**RECORDS SUPPLIED**
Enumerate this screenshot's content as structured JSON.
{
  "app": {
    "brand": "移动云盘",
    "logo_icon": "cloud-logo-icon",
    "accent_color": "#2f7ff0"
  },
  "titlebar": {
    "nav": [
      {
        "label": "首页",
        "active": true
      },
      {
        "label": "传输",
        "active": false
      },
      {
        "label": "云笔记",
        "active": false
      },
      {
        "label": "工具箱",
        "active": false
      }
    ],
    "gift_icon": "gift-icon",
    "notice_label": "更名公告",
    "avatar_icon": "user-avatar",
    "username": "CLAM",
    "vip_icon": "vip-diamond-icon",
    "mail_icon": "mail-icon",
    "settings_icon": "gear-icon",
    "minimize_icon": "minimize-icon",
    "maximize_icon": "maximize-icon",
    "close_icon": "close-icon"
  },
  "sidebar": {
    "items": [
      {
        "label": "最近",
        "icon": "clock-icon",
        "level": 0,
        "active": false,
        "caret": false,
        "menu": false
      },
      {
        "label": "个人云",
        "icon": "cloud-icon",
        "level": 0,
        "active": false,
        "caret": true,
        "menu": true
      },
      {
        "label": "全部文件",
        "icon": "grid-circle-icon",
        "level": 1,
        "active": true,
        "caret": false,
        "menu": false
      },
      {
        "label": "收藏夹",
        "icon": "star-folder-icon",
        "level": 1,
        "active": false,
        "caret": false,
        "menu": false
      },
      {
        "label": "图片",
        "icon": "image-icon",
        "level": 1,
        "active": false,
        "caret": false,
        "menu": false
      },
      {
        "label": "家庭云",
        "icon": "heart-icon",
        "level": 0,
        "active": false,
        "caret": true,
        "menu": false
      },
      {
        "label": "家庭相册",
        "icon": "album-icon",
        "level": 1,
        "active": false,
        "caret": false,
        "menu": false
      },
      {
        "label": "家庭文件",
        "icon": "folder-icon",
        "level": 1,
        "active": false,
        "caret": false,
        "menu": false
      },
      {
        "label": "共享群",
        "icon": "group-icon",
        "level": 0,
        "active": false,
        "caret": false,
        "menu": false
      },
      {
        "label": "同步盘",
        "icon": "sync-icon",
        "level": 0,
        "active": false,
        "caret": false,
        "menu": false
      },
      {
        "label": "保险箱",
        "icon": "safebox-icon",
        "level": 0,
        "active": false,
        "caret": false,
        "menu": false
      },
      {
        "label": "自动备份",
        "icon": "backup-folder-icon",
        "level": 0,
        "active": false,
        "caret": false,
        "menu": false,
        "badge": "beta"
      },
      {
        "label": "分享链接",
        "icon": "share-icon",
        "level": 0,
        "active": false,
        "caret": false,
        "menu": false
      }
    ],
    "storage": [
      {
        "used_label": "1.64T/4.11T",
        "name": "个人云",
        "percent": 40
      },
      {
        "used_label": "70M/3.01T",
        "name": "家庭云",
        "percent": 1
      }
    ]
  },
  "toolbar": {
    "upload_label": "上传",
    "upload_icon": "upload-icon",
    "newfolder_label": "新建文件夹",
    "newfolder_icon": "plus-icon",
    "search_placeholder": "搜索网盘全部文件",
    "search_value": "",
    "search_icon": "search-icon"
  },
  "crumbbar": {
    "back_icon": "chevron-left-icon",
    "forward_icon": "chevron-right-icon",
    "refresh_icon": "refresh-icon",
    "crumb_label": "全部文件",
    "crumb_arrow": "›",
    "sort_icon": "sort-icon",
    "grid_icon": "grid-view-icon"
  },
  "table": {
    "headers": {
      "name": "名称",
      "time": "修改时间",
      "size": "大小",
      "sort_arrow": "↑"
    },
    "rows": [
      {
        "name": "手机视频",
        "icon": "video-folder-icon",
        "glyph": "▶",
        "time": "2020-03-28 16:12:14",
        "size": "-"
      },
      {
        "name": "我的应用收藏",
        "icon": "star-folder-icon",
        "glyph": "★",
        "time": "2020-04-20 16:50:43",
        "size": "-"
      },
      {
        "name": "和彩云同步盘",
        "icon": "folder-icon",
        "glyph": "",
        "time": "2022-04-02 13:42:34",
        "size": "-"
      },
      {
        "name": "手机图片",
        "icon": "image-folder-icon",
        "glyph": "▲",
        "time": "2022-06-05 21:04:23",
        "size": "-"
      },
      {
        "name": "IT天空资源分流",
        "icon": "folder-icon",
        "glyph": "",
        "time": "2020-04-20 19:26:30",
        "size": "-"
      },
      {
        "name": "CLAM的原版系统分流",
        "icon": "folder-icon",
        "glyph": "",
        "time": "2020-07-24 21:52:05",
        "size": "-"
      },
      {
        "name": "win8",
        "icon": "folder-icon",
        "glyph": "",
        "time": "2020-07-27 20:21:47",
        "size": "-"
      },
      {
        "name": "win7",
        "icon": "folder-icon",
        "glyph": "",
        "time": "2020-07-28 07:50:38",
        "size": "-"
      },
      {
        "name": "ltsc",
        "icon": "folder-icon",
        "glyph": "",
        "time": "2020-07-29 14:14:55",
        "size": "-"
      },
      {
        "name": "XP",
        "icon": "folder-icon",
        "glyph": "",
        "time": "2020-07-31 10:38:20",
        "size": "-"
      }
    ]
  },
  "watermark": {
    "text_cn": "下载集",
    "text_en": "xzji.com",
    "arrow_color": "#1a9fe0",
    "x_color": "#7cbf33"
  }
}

**OBJECTIVE**
Wherever a line in the data above holds "grid", copy that line.

**RESPONSE TO THIS TASK**
        "icon": "grid-circle-icon",
    "grid_icon": "grid-view-icon"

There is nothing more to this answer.